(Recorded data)
• • • •

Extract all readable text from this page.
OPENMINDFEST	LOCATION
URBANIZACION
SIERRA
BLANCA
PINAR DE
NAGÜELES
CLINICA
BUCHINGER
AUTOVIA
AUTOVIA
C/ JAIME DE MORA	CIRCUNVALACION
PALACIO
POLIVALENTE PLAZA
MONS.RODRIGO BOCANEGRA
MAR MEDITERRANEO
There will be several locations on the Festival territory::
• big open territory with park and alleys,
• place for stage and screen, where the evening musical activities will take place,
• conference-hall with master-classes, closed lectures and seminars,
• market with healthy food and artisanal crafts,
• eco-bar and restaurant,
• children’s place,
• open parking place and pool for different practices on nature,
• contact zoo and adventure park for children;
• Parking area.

• • • •

» **WHAT NEEDS TO BE DONE**
Set all of the records down again, exactly as they stand.

» **EXPECTED ANSWER**
Extract all readable text from this page.
OPENMINDFEST	LOCATION
URBANIZACION
SIERRA
BLANCA
PINAR DE
NAGÜELES
CLINICA
BUCHINGER
AUTOVIA
AUTOVIA
C/ JAIME DE MORA	CIRCUNVALACION
PALACIO
POLIVALENTE PLAZA
MONS.RODRIGO BOCANEGRA
MAR MEDITERRANEO
There will be several locations on the Festival territory::
• big open territory with park and alleys,
• place for stage and screen, where the evening musical activities will take place,
• conference-hall with master-classes, closed lectures and seminars,
• market with healthy food and artisanal crafts,
• eco-bar and restaurant,
• children’s place,
• open parking place and pool for different practices on nature,
• contact zoo and adventure park for children;
• Parking area.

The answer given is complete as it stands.